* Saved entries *
-*-*-

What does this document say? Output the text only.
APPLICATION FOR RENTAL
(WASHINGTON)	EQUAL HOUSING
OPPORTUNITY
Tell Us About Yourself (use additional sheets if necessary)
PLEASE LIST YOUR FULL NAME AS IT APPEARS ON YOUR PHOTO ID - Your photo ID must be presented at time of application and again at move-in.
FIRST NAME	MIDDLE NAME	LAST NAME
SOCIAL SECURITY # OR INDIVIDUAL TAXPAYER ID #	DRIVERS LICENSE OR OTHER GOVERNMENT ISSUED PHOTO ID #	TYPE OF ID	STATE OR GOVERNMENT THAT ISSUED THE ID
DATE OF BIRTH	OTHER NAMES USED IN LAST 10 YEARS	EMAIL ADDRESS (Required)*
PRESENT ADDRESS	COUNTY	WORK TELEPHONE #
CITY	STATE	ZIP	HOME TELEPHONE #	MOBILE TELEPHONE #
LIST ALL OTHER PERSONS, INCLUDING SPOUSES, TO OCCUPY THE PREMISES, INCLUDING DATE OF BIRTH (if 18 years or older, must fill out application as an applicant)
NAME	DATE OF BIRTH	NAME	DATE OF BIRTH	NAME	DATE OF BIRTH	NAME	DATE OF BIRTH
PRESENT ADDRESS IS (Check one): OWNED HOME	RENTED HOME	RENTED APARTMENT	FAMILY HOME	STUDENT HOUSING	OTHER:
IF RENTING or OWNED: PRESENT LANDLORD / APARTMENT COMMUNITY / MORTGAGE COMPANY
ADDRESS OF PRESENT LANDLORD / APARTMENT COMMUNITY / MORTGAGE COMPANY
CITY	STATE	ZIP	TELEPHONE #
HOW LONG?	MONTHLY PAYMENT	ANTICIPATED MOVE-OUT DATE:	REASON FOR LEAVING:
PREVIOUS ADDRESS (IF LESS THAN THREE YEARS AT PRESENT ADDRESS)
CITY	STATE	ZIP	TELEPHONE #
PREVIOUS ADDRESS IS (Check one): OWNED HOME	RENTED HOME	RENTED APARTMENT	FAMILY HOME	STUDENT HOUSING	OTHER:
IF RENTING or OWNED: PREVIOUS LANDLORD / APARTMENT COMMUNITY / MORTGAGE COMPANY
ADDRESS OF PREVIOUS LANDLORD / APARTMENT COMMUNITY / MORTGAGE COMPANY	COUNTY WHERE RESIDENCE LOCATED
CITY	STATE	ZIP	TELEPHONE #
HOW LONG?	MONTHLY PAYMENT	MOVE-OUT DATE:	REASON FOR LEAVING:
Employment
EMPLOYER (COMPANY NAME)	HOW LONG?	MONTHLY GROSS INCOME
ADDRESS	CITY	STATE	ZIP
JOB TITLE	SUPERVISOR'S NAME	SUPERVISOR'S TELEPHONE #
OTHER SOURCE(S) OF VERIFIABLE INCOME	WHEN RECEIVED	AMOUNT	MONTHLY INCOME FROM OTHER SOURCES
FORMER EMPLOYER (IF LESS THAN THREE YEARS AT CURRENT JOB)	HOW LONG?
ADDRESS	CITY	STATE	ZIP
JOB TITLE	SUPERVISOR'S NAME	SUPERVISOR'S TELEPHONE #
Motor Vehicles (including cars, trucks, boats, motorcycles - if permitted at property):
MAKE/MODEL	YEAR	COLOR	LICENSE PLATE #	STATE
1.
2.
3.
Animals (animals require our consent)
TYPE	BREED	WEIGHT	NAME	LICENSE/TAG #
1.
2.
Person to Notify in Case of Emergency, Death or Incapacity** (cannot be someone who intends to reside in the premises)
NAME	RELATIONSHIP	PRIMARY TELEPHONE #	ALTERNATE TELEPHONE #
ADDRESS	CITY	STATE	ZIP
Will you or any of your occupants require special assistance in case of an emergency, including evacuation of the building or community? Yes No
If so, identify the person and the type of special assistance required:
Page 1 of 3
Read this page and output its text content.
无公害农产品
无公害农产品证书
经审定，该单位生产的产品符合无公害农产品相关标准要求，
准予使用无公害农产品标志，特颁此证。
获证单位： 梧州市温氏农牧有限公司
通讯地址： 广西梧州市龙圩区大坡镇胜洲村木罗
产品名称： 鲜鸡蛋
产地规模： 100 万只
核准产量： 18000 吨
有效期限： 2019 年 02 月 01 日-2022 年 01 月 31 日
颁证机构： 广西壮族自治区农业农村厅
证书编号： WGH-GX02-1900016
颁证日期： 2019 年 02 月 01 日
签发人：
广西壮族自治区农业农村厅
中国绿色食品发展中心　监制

-*-*-

* What you need to do *
Lines from the one containing "Read this page and output its text content." through the final line are to be given again verbatim, with nothing before or after.

* Exercise solution *
Read this page and output its text content.
无公害农产品
无公害农产品证书
经审定，该单位生产的产品符合无公害农产品相关标准要求，
准予使用无公害农产品标志，特颁此证。
获证单位： 梧州市温氏农牧有限公司
通讯地址： 广西梧州市龙圩区大坡镇胜洲村木罗
产品名称： 鲜鸡蛋
产地规模： 100 万只
核准产量： 18000 吨
有效期限： 2019 年 02 月 01 日-2022 年 01 月 31 日
颁证机构： 广西壮族自治区农业农村厅
证书编号： WGH-GX02-1900016
颁证日期： 2019 年 02 月 01 日
签发人：
广西壮族自治区农业农村厅
中国绿色食品发展中心　监制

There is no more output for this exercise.